» Short exercise:
Track down each line that has the word "valeurs" and copy it.

(Figure record extracts)
***
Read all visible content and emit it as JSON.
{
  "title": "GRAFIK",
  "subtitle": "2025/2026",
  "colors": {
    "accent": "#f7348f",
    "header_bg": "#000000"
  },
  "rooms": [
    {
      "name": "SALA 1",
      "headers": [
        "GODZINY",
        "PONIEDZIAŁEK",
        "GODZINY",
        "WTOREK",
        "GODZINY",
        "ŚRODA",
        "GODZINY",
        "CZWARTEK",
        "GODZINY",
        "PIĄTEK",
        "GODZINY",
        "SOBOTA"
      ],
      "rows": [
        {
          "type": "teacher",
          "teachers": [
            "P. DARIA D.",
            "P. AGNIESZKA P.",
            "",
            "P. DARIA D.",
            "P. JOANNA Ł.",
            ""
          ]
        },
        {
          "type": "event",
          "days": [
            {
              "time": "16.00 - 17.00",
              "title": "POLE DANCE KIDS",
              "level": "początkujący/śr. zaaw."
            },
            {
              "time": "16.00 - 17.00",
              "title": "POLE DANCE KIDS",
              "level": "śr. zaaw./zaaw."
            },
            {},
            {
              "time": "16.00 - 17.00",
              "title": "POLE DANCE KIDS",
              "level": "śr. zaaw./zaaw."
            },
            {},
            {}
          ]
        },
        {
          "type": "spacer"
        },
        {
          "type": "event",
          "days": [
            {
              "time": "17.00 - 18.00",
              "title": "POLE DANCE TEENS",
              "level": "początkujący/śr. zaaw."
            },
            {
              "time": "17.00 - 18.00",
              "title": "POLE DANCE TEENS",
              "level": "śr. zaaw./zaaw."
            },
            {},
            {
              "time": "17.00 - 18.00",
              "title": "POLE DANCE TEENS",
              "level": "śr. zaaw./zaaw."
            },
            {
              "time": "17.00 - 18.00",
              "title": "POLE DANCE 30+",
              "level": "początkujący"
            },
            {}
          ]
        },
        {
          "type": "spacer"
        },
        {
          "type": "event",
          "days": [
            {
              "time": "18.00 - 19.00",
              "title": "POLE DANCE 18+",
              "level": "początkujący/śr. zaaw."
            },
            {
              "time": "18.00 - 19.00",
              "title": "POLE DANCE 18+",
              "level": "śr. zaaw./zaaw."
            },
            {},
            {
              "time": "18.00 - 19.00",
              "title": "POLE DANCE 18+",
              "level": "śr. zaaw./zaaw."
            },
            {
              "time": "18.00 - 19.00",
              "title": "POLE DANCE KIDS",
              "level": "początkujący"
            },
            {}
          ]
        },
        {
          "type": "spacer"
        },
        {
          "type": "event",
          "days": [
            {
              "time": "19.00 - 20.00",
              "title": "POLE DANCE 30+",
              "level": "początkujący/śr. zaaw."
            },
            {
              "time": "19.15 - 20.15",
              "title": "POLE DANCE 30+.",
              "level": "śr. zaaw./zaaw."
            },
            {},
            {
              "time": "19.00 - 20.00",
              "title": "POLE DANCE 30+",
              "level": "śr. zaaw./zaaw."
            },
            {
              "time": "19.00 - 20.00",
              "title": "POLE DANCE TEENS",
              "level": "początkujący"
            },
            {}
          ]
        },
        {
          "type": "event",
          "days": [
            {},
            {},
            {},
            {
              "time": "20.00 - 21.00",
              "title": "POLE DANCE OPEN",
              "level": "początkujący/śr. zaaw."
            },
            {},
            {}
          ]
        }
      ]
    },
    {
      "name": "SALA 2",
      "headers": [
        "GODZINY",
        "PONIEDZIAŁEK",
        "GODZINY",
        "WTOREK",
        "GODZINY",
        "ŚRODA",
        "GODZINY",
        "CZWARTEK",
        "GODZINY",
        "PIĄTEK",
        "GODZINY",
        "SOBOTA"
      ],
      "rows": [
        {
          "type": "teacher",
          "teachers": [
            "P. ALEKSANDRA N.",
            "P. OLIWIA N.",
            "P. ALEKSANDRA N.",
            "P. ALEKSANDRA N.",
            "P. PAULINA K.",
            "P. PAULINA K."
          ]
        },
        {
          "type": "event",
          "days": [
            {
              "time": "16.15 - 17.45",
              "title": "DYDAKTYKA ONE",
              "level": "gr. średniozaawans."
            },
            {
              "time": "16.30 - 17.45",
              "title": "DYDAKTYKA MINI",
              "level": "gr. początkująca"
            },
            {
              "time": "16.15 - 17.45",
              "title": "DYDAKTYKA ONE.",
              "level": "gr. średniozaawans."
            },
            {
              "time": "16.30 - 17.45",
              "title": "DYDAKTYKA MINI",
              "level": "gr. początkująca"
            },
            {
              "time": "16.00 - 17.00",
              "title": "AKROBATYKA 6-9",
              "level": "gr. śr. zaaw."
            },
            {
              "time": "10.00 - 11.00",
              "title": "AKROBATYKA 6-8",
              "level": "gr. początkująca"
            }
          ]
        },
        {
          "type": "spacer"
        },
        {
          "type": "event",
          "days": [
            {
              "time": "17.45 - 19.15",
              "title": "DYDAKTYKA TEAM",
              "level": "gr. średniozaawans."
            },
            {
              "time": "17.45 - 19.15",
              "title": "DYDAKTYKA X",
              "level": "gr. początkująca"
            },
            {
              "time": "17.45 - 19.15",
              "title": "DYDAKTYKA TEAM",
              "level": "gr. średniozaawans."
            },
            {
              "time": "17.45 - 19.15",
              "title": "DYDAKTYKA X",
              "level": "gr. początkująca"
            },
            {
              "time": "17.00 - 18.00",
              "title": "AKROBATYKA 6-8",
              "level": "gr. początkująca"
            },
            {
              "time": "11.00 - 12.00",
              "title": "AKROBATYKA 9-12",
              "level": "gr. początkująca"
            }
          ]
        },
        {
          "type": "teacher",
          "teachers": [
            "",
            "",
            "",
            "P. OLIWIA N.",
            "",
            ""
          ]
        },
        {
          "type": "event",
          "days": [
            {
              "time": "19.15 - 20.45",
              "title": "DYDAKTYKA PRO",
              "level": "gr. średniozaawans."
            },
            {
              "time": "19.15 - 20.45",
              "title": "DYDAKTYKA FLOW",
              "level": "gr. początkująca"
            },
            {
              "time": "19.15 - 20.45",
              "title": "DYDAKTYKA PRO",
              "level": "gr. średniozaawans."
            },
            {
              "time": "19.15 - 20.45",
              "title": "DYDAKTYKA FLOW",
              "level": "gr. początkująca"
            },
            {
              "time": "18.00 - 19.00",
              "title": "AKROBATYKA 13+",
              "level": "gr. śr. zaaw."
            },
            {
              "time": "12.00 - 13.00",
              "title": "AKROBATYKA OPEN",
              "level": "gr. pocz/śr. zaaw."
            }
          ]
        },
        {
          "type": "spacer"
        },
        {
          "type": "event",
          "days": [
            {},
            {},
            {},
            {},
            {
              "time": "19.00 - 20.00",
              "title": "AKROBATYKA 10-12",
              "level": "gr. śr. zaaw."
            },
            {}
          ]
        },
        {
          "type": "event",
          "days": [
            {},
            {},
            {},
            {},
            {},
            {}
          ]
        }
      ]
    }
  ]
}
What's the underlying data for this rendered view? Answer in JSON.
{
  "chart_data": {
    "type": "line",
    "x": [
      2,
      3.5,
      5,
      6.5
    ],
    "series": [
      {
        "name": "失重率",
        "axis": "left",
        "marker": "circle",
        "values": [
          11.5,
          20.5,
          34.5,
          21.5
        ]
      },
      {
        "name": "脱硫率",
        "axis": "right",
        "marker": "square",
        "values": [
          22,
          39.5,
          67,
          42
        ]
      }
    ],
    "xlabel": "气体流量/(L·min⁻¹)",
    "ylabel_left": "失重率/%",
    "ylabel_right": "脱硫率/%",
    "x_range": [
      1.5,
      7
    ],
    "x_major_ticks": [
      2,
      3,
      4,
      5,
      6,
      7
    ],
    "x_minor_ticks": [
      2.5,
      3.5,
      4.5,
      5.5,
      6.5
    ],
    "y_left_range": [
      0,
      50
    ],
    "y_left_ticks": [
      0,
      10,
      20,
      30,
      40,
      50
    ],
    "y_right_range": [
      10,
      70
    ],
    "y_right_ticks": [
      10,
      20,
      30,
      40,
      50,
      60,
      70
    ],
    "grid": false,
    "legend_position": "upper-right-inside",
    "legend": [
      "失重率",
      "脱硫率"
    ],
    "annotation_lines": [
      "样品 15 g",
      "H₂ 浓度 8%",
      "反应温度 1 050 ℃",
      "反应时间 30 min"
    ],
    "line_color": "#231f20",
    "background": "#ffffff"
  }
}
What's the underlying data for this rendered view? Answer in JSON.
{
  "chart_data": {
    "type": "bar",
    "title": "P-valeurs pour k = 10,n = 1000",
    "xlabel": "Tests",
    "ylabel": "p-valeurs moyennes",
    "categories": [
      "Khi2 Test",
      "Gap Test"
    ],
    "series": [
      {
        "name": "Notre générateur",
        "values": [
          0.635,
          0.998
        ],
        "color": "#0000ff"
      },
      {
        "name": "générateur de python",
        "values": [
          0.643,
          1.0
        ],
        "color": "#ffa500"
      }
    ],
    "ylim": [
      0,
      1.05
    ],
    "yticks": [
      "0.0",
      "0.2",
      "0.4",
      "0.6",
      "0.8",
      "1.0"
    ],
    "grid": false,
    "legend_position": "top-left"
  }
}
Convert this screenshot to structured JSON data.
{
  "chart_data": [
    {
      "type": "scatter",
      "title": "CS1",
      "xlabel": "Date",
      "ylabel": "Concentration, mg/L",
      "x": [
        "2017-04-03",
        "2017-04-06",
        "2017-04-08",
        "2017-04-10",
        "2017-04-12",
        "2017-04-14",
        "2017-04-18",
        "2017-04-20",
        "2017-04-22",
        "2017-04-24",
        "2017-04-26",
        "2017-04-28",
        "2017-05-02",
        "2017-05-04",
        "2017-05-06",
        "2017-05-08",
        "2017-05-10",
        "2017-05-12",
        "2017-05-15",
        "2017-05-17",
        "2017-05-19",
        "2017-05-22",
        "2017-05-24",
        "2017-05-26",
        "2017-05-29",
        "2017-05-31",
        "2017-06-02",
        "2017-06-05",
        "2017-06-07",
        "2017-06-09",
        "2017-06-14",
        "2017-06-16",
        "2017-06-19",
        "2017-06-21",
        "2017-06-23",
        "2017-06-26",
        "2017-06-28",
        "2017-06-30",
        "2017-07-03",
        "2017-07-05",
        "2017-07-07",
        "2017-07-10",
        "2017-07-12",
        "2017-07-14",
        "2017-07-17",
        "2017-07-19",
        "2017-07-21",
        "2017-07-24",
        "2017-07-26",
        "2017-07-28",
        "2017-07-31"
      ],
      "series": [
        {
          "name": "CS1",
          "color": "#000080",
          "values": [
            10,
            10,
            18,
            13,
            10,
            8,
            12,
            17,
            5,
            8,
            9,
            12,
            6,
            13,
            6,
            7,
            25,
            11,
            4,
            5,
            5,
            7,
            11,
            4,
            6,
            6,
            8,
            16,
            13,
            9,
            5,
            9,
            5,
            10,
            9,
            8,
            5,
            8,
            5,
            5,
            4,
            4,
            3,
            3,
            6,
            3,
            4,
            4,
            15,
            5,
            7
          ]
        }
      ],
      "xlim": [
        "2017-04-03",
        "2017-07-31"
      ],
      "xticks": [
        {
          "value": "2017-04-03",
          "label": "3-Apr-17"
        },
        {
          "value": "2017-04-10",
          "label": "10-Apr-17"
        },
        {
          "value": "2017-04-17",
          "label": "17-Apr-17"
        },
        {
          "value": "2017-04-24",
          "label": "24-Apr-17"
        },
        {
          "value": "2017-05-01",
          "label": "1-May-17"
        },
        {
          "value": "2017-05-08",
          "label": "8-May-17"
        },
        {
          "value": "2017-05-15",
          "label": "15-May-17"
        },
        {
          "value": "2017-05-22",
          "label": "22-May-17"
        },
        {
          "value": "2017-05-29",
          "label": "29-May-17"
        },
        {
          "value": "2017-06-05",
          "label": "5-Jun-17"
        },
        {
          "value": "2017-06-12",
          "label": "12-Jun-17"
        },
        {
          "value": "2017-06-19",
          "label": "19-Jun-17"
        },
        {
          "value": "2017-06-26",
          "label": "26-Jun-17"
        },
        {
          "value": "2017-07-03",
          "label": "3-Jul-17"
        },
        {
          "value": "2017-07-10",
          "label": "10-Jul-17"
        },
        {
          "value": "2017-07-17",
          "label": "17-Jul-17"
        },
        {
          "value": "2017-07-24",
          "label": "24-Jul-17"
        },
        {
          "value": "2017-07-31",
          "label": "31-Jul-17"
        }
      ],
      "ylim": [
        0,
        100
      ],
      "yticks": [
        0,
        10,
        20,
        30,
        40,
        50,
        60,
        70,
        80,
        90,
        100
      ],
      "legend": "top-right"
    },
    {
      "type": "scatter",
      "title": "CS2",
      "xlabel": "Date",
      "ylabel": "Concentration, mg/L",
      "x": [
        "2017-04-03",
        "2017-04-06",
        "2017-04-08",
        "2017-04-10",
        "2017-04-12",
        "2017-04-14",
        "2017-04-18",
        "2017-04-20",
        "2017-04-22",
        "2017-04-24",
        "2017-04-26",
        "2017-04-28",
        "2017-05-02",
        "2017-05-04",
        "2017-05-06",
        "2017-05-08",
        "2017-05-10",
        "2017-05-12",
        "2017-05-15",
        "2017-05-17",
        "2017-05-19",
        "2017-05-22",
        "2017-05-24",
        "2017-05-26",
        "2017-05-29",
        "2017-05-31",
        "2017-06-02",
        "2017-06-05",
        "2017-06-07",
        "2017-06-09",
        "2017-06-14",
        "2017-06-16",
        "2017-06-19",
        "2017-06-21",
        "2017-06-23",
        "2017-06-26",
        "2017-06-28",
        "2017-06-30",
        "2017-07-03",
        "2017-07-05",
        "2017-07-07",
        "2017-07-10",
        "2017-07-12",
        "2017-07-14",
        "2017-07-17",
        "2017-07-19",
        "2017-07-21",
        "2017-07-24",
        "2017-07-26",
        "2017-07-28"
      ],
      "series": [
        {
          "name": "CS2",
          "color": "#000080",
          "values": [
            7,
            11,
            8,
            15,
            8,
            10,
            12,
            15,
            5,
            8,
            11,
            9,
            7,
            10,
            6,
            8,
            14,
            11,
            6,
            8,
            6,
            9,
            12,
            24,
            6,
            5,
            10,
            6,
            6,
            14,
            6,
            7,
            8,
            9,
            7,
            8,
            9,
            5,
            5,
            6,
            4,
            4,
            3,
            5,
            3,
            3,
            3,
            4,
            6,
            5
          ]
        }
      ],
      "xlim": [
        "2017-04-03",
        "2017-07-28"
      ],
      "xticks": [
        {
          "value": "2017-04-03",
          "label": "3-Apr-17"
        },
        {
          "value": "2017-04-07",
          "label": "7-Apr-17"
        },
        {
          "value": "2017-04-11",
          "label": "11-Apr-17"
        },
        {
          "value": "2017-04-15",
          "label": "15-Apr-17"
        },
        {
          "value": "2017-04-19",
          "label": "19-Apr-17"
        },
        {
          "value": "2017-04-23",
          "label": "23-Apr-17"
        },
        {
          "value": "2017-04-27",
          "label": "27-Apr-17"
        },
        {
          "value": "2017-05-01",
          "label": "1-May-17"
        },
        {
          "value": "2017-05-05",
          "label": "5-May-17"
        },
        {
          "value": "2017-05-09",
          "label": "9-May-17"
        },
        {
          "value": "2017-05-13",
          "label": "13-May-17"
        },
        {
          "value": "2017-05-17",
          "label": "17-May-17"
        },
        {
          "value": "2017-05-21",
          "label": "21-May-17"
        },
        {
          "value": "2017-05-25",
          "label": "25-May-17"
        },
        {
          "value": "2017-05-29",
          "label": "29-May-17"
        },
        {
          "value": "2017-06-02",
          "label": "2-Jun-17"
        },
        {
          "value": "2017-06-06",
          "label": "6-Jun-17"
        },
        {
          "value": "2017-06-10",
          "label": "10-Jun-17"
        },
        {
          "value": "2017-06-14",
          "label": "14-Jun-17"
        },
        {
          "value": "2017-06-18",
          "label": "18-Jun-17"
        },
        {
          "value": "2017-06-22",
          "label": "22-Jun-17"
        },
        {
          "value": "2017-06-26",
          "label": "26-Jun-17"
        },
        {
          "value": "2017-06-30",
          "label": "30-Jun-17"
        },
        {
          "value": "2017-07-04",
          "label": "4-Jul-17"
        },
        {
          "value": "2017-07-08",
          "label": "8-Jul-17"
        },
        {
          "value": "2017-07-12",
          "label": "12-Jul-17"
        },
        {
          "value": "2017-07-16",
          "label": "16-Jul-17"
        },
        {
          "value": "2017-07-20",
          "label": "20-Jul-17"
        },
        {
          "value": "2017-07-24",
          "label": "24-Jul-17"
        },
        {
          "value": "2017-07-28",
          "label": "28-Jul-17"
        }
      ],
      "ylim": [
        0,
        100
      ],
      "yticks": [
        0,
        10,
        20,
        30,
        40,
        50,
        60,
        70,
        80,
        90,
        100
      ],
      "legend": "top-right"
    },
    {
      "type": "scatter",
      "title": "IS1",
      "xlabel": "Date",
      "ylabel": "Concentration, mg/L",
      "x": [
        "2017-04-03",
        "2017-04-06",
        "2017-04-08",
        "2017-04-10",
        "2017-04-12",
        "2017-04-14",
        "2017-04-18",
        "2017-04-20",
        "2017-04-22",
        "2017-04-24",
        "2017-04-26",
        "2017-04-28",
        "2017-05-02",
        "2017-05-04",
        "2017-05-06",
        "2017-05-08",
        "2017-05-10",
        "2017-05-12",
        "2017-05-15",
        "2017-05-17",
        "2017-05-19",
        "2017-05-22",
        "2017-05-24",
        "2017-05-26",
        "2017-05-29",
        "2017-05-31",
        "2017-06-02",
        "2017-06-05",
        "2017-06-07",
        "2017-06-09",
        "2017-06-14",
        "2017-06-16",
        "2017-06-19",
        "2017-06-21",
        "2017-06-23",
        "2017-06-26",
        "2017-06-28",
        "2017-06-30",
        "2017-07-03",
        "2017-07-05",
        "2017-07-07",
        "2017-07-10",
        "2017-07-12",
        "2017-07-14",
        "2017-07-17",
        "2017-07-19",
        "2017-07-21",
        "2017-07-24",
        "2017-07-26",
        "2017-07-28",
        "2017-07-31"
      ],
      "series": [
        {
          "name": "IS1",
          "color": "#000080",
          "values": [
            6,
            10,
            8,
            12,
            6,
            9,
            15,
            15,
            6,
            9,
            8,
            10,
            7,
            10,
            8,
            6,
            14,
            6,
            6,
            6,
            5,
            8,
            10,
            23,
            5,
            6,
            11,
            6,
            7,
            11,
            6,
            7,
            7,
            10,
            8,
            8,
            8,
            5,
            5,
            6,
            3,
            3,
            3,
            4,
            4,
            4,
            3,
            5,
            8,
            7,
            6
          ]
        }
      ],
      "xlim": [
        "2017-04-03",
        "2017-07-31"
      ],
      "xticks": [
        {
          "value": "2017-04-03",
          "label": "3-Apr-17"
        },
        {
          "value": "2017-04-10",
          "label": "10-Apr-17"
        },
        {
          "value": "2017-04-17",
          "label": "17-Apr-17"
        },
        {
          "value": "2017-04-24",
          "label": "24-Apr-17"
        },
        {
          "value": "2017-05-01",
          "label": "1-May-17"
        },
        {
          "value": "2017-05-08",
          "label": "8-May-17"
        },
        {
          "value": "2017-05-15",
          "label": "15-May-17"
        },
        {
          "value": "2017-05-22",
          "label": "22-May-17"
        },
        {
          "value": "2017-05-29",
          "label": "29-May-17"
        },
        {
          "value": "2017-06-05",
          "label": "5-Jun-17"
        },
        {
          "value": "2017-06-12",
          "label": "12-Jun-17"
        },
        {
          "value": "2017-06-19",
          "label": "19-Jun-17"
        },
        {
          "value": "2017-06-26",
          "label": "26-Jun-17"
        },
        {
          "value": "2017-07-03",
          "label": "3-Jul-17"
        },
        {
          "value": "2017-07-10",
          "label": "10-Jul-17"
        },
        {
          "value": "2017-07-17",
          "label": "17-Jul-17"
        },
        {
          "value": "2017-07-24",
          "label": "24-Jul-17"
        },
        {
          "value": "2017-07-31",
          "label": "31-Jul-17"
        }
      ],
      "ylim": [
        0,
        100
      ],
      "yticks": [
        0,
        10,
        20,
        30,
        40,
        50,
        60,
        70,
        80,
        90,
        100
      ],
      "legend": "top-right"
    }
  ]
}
***
» Response to this exercise:
    "title": "P-valeurs pour k = 10,n = 1000",
    "ylabel": "p-valeurs moyennes",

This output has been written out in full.